▶ [GIVEN EXERCISE] Extract each line of the material that follows exactly and omit its pictures.

▶ [EXCERPTED DATA]
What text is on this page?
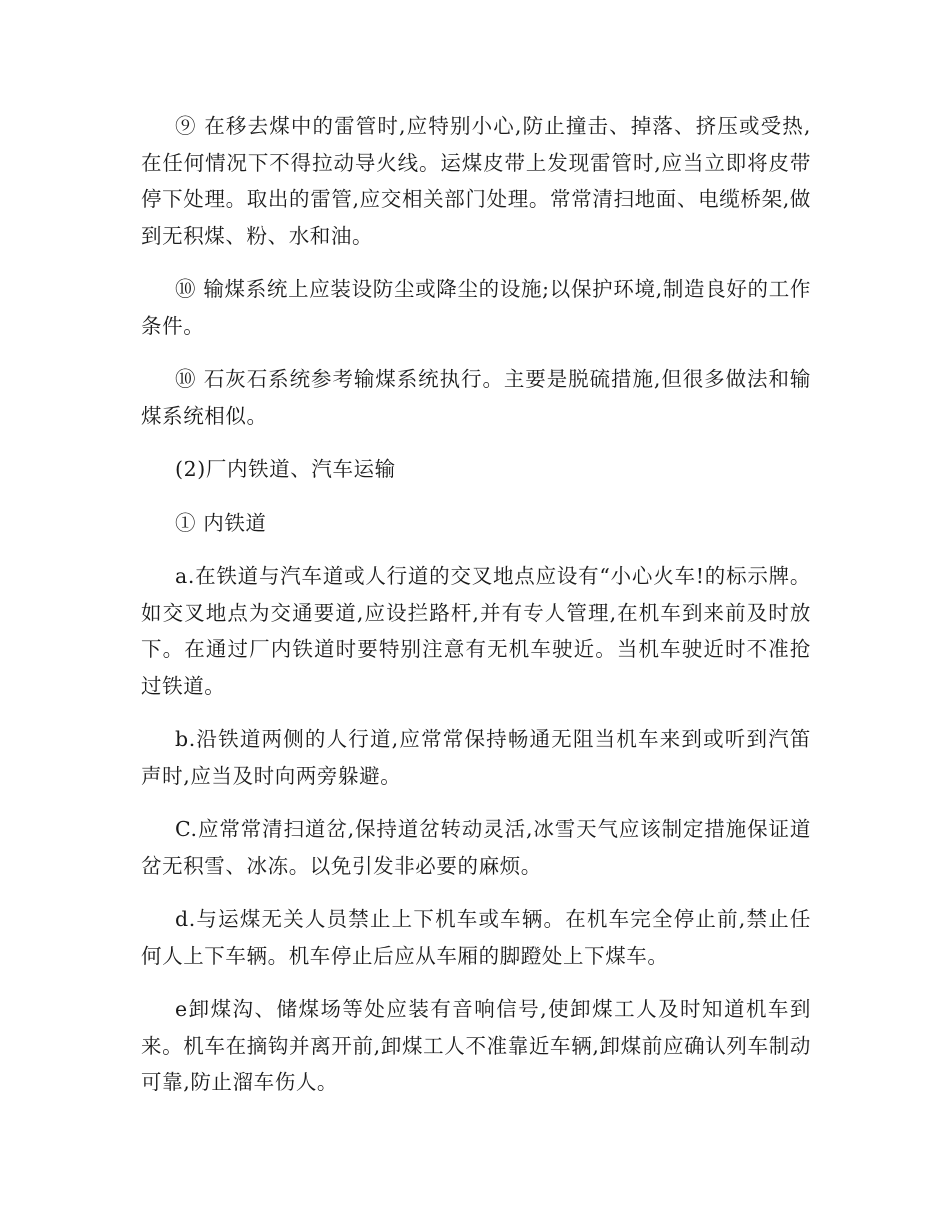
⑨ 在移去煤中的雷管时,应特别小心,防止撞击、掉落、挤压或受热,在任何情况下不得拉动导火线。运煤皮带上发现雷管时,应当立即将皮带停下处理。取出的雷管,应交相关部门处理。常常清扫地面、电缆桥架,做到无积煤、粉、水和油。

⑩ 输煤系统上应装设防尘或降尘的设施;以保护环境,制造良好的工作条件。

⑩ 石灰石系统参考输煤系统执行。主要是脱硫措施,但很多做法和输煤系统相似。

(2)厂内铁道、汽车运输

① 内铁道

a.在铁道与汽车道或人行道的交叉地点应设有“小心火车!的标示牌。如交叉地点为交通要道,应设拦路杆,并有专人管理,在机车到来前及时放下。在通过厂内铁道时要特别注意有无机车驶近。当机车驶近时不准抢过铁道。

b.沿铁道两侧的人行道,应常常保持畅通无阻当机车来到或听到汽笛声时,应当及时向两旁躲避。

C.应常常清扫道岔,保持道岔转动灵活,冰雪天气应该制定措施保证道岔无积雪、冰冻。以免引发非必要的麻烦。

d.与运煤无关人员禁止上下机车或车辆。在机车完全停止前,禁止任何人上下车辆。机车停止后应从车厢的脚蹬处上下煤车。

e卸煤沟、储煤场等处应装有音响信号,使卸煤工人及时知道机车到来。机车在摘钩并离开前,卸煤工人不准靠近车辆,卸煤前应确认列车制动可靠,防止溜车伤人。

▶ [COMPLETE OUTPUT]
What text is on this page?
⑨ 在移去煤中的雷管时,应特别小心,防止撞击、掉落、挤压或受热,在任何情况下不得拉动导火线。运煤皮带上发现雷管时,应当立即将皮带停下处理。取出的雷管,应交相关部门处理。常常清扫地面、电缆桥架,做到无积煤、粉、水和油。

⑩ 输煤系统上应装设防尘或降尘的设施;以保护环境,制造良好的工作条件。

⑩ 石灰石系统参考输煤系统执行。主要是脱硫措施,但很多做法和输煤系统相似。

(2)厂内铁道、汽车运输

① 内铁道

a.在铁道与汽车道或人行道的交叉地点应设有“小心火车!的标示牌。如交叉地点为交通要道,应设拦路杆,并有专人管理,在机车到来前及时放下。在通过厂内铁道时要特别注意有无机车驶近。当机车驶近时不准抢过铁道。

b.沿铁道两侧的人行道,应常常保持畅通无阻当机车来到或听到汽笛声时,应当及时向两旁躲避。

C.应常常清扫道岔,保持道岔转动灵活,冰雪天气应该制定措施保证道岔无积雪、冰冻。以免引发非必要的麻烦。

d.与运煤无关人员禁止上下机车或车辆。在机车完全停止前,禁止任何人上下车辆。机车停止后应从车厢的脚蹬处上下煤车。

e卸煤沟、储煤场等处应装有音响信号,使卸煤工人及时知道机车到来。机车在摘钩并离开前,卸煤工人不准靠近车辆,卸煤前应确认列车制动可靠,防止溜车伤人。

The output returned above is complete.